What is required:
Repeat each record exactly. Any picture gets left out.

* start Entries supplied *

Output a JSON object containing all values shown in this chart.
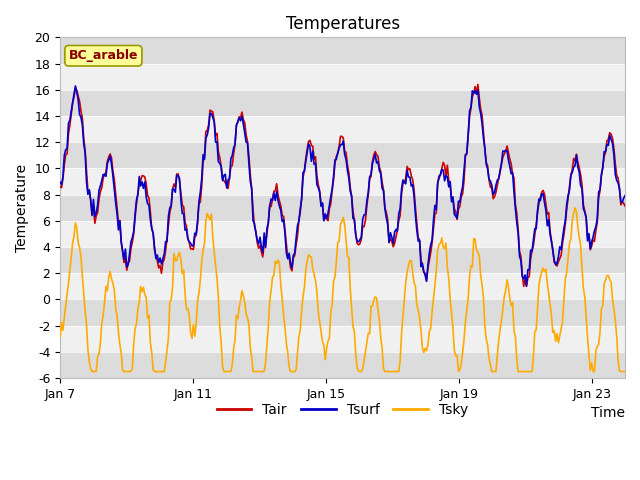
{
  "title": "Temperatures",
  "xlabel": "Time",
  "ylabel": "Temperature",
  "location_label": "BC_arable",
  "ylim": [
    -6,
    20
  ],
  "yticks": [
    -6,
    -4,
    -2,
    0,
    2,
    4,
    6,
    8,
    10,
    12,
    14,
    16,
    18,
    20
  ],
  "xtick_positions": [
    0,
    4,
    8,
    12,
    16
  ],
  "xtick_labels": [
    "Jan 7",
    "Jan 11",
    "Jan 15",
    "Jan 19",
    "Jan 23"
  ],
  "xlim": [
    0,
    17
  ],
  "line_colors": {
    "Tair": "#cc0000",
    "Tsurf": "#0000cc",
    "Tsky": "#ffaa00"
  },
  "band_dark": "#dcdcdc",
  "band_light": "#f0f0f0",
  "location_label_bg": "#ffff99",
  "location_label_border": "#999900",
  "location_label_text": "#880000",
  "title_fontsize": 12,
  "axis_fontsize": 10,
  "tick_fontsize": 9,
  "legend_fontsize": 10,
  "line_width": 1.2
}
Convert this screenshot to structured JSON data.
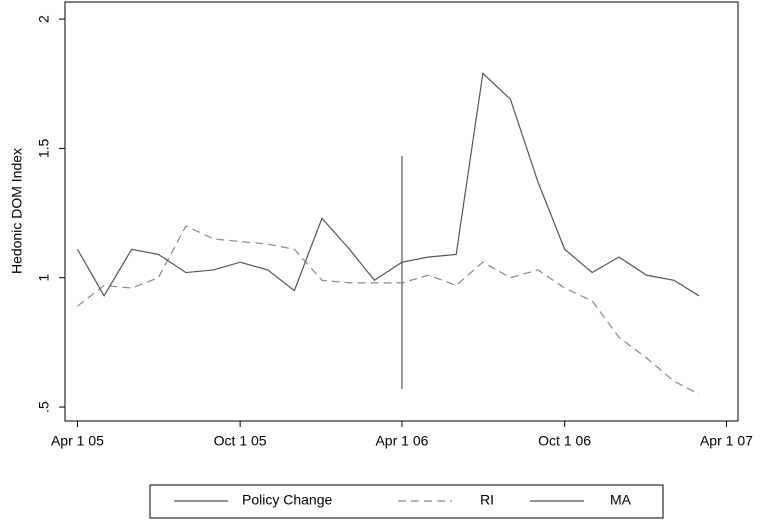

* end Entries supplied *

Answer to the exercise:
Output a JSON object containing all values shown in this chart.
{
  "title": "Temperatures",
  "xlabel": "Time",
  "ylabel": "Temperature",
  "location_label": "BC_arable",
  "ylim": [
    -6,
    20
  ],
  "yticks": [
    -6,
    -4,
    -2,
    0,
    2,
    4,
    6,
    8,
    10,
    12,
    14,
    16,
    18,
    20
  ],
  "xtick_positions": [
    0,
    4,
    8,
    12,
    16
  ],
  "xtick_labels": [
    "Jan 7",
    "Jan 11",
    "Jan 15",
    "Jan 19",
    "Jan 23"
  ],
  "xlim": [
    0,
    17
  ],
  "line_colors": {
    "Tair": "#cc0000",
    "Tsurf": "#0000cc",
    "Tsky": "#ffaa00"
  },
  "band_dark": "#dcdcdc",
  "band_light": "#f0f0f0",
  "location_label_bg": "#ffff99",
  "location_label_border": "#999900",
  "location_label_text": "#880000",
  "title_fontsize": 12,
  "axis_fontsize": 10,
  "tick_fontsize": 9,
  "legend_fontsize": 10,
  "line_width": 1.2
}
Convert this screenshot to structured JSON data.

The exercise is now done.